- EXERCISE MATERIAL
----
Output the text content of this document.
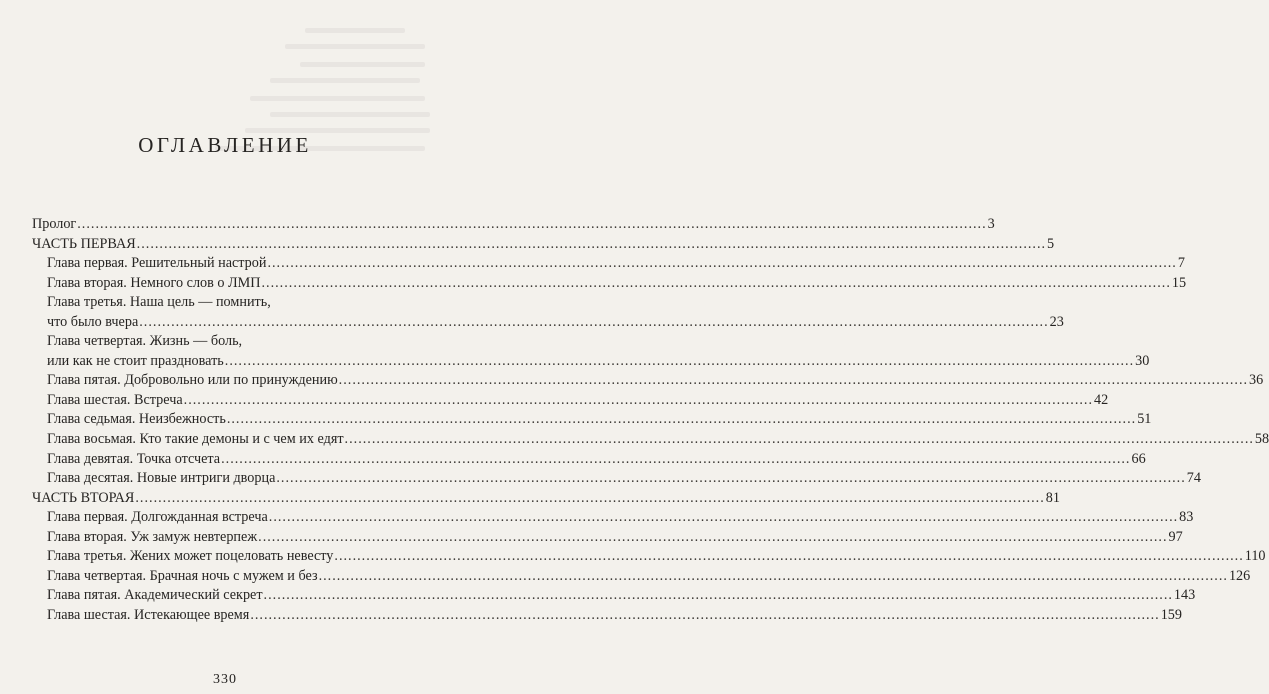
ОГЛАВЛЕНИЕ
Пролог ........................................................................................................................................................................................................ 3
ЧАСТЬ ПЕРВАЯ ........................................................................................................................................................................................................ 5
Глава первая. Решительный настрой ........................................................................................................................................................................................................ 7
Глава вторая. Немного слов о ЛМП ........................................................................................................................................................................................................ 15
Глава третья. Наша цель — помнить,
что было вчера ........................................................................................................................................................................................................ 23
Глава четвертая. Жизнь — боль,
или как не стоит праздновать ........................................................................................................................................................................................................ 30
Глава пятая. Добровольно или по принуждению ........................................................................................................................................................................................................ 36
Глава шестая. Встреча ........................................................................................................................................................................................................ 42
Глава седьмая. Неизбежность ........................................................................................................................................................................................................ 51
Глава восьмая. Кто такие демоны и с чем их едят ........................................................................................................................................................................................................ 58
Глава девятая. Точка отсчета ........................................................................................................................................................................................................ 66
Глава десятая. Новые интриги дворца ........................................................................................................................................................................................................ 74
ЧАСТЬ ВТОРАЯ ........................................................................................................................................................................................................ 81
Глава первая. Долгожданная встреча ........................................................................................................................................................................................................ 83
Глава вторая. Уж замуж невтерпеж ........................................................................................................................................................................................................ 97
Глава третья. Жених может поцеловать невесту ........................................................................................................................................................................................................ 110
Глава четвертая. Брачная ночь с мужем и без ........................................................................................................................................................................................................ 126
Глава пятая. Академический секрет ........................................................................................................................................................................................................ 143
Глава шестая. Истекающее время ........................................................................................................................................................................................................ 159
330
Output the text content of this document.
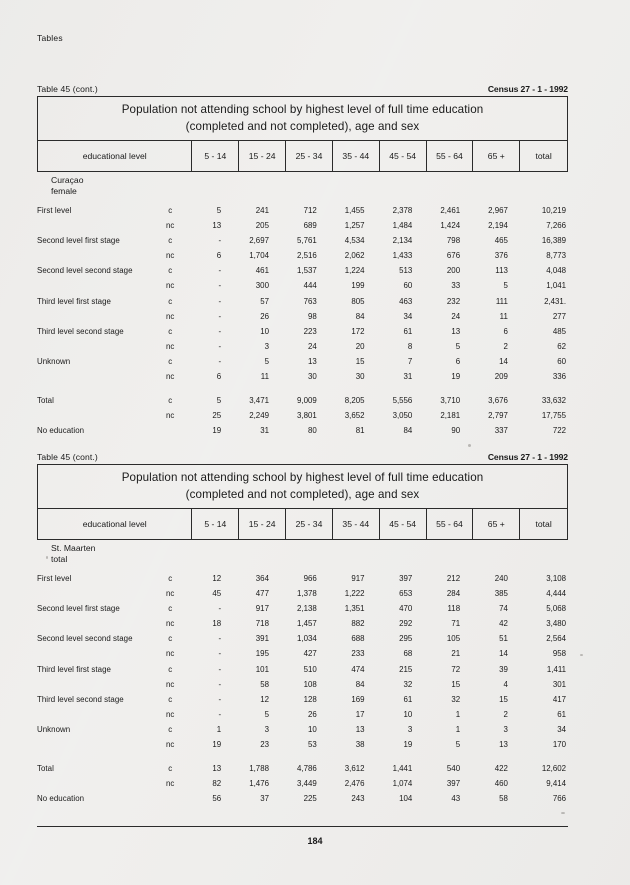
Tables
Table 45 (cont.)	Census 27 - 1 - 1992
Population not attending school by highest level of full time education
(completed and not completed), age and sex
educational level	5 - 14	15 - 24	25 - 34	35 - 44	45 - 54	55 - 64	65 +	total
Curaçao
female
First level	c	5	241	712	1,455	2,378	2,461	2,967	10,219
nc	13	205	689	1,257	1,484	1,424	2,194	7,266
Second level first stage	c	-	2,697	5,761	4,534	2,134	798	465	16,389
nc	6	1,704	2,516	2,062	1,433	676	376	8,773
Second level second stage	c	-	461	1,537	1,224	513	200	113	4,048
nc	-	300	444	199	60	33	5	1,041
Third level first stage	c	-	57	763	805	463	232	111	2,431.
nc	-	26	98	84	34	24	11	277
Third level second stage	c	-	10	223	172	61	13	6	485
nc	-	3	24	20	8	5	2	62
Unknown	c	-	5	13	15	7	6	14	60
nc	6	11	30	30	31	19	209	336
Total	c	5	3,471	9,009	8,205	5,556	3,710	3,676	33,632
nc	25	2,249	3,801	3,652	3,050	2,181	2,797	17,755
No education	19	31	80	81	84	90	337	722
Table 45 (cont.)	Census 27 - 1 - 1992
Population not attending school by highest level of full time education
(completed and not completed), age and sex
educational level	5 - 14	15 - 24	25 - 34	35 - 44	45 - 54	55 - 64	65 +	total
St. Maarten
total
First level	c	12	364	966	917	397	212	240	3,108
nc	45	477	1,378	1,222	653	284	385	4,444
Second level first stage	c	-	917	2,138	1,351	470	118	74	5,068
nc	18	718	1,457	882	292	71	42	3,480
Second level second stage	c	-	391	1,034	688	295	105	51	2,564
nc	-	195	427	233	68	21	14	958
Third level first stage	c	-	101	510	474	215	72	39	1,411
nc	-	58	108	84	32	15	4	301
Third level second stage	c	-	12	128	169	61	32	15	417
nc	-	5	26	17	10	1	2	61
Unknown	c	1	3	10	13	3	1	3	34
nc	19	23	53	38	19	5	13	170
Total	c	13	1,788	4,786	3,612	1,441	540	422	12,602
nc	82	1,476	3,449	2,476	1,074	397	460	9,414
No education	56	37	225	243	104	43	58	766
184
----
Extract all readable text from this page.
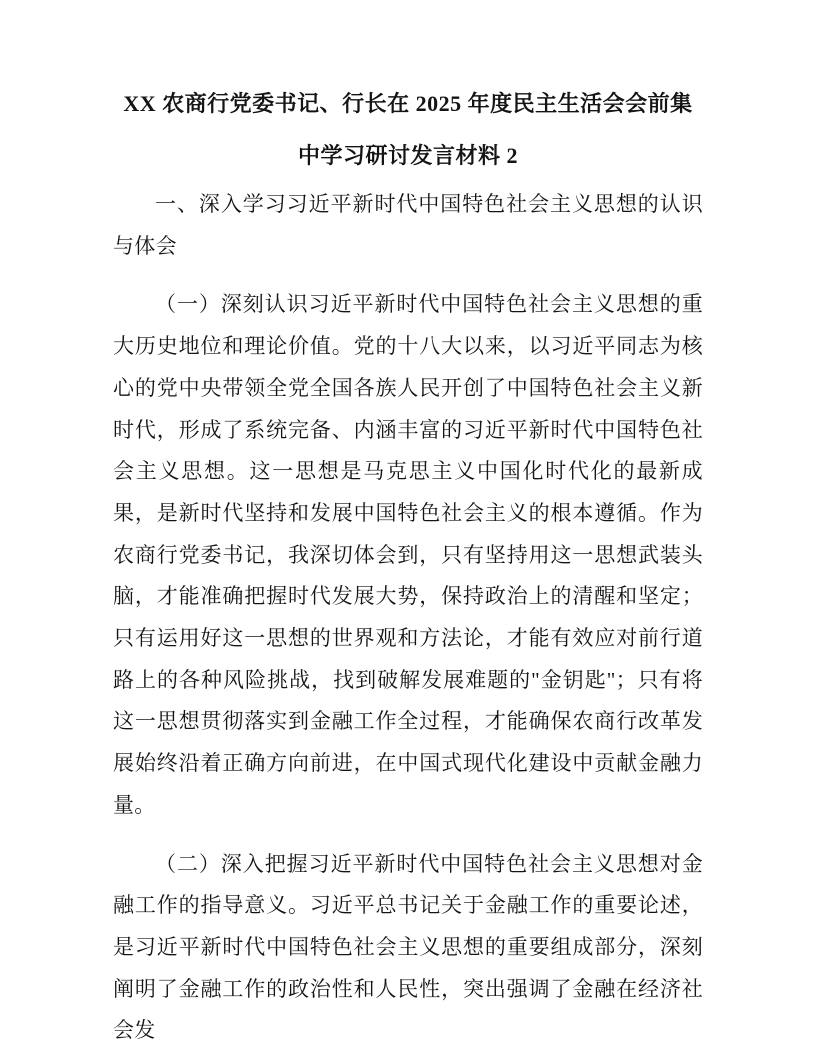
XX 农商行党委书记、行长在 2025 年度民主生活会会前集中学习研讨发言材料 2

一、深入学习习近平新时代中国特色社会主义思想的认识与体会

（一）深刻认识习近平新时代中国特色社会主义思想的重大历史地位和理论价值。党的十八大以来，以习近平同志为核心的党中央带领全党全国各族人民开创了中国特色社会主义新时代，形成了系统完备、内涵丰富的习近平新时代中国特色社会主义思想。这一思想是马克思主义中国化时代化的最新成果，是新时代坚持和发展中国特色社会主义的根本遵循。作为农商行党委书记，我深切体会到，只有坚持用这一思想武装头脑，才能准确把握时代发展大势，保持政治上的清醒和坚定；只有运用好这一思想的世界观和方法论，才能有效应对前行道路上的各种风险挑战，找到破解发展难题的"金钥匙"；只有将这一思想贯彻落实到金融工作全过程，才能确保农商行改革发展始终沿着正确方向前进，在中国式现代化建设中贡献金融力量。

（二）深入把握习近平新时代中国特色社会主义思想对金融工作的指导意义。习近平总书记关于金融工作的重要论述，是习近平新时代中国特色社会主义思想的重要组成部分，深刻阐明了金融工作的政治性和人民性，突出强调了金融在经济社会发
----
- STATED GOAL
Search the data above for lines holding "четвертая" and copy each of them.

- RESPONSE TO THE TASK
Глава четвертая. Жизнь — боль,
Глава четвертая. Брачная ночь с мужем и без ........................................................................................................................................................................................................ 126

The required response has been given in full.